Return every line of the data below that includes the string "inicial".

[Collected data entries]

- - - -

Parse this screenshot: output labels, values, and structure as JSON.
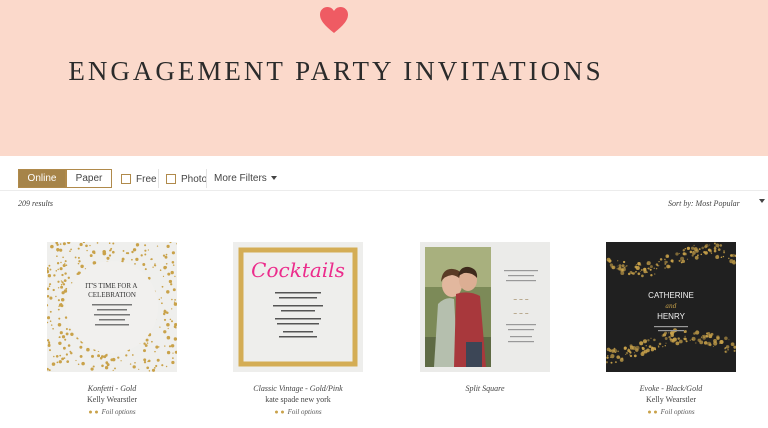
{
  "hero": {
    "title": "ENGAGEMENT PARTY INVITATIONS",
    "bg": "#fbd9cb",
    "heart_color": "#ef5b63"
  },
  "filters": {
    "online_label": "Online",
    "paper_label": "Paper",
    "free_label": "Free",
    "photo_label": "Photo",
    "more_label": "More Filters",
    "accent": "#a68449"
  },
  "results_count": "209 results",
  "sort_label": "Sort by: Most Popular",
  "cards": [
    {
      "name": "Konfetti - Gold",
      "designer": "Kelly Wearstler",
      "foil": "Foil options",
      "design": {
        "headline": "IT'S TIME FOR A CELEBRATION"
      }
    },
    {
      "name": "Classic Vintage - Gold/Pink",
      "designer": "kate spade new york",
      "foil": "Foil options",
      "design": {
        "headline": "Cocktails"
      }
    },
    {
      "name": "Split Square",
      "designer": "",
      "foil": "",
      "design": {}
    },
    {
      "name": "Evoke - Black/Gold",
      "designer": "Kelly Wearstler",
      "foil": "Foil options",
      "design": {
        "name1": "CATHERINE",
        "conj": "and",
        "name2": "HENRY"
      }
    }
  ]
}
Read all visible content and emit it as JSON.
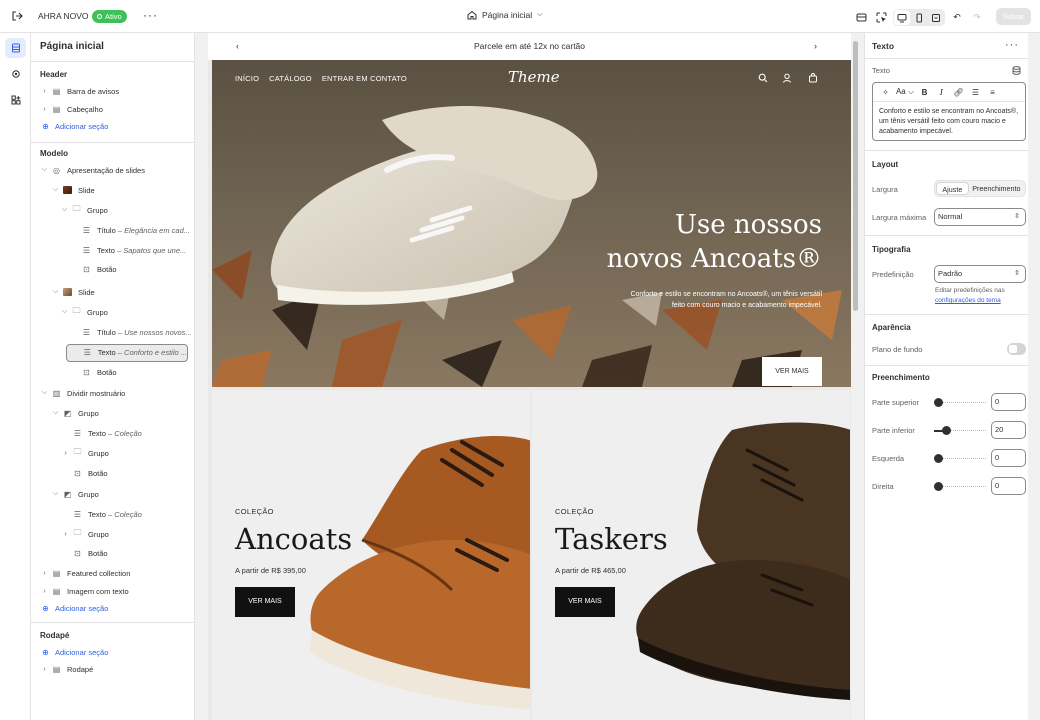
{
  "topbar": {
    "store_name": "AHRA NOVO",
    "status_badge": "Ativo",
    "page_selector": "Página inicial",
    "save_label": "Salvar"
  },
  "sidebar": {
    "title": "Página inicial",
    "header_label": "Header",
    "header_items": [
      "Barra de avisos",
      "Cabeçalho"
    ],
    "add_section": "Adicionar seção",
    "template_label": "Modelo",
    "slideshow": "Apresentação de slides",
    "slide": "Slide",
    "group": "Grupo",
    "title_item": "Título",
    "text_item": "Texto",
    "button_item": "Botão",
    "slide1_title_sub": "Elegância em cad...",
    "slide1_text_sub": "Sapatos que une...",
    "slide2_title_sub": "Use nossos novos...",
    "slide2_text_sub": "Conforto e estilo ...",
    "split_showcase": "Dividir mostruário",
    "collection_sub": "Coleção",
    "featured_collection": "Featured collection",
    "image_with_text": "Imagem com texto",
    "footer_label": "Rodapé",
    "footer_item": "Rodapé",
    "dash": "–"
  },
  "preview": {
    "announcement": "Parcele em até 12x no cartão",
    "nav": [
      "INÍCIO",
      "CATÁLOGO",
      "ENTRAR EM CONTATO"
    ],
    "logo": "Theme",
    "hero_title_1": "Use nossos",
    "hero_title_2": "novos Ancoats®",
    "hero_text": "Conforto e estilo se encontram no Ancoats®, um tênis versátil feito com couro macio e acabamento impecável.",
    "hero_button": "VER MAIS",
    "collection_kicker": "COLEÇÃO",
    "col1_title": "Ancoats",
    "col1_price": "A partir de R$ 395,00",
    "col2_title": "Taskers",
    "col2_price": "A partir de R$ 465,00",
    "col_button": "VER MAIS"
  },
  "settings": {
    "panel_title": "Texto",
    "text_label": "Texto",
    "editor_content": "Conforto e estilo se encontram no Ancoats®, um tênis versátil feito com couro macio e acabamento impecável.",
    "layout": "Layout",
    "width_label": "Largura",
    "width_options": [
      "Ajuste",
      "Preenchimento"
    ],
    "max_width_label": "Largura máxima",
    "max_width_value": "Normal",
    "typography": "Tipografia",
    "preset_label": "Predefinição",
    "preset_value": "Padrão",
    "preset_hint": "Editar predefinições nas",
    "preset_hint_link": "configurações do tema",
    "appearance": "Aparência",
    "background_label": "Plano de fundo",
    "padding": "Preenchimento",
    "pad_top_label": "Parte superior",
    "pad_top": "0",
    "pad_bottom_label": "Parte inferior",
    "pad_bottom": "20",
    "pad_left_label": "Esquerda",
    "pad_left": "0",
    "pad_right_label": "Direita",
    "pad_right": "0"
  },
  "colors": {
    "accent": "#2f5ee5",
    "status": "#3ec15a",
    "button_dark": "#111111"
  }
}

- - - -

### [RESULT FOR THIS EXERCISE]
    "page_selector": "Página inicial",
    "title": "Página inicial",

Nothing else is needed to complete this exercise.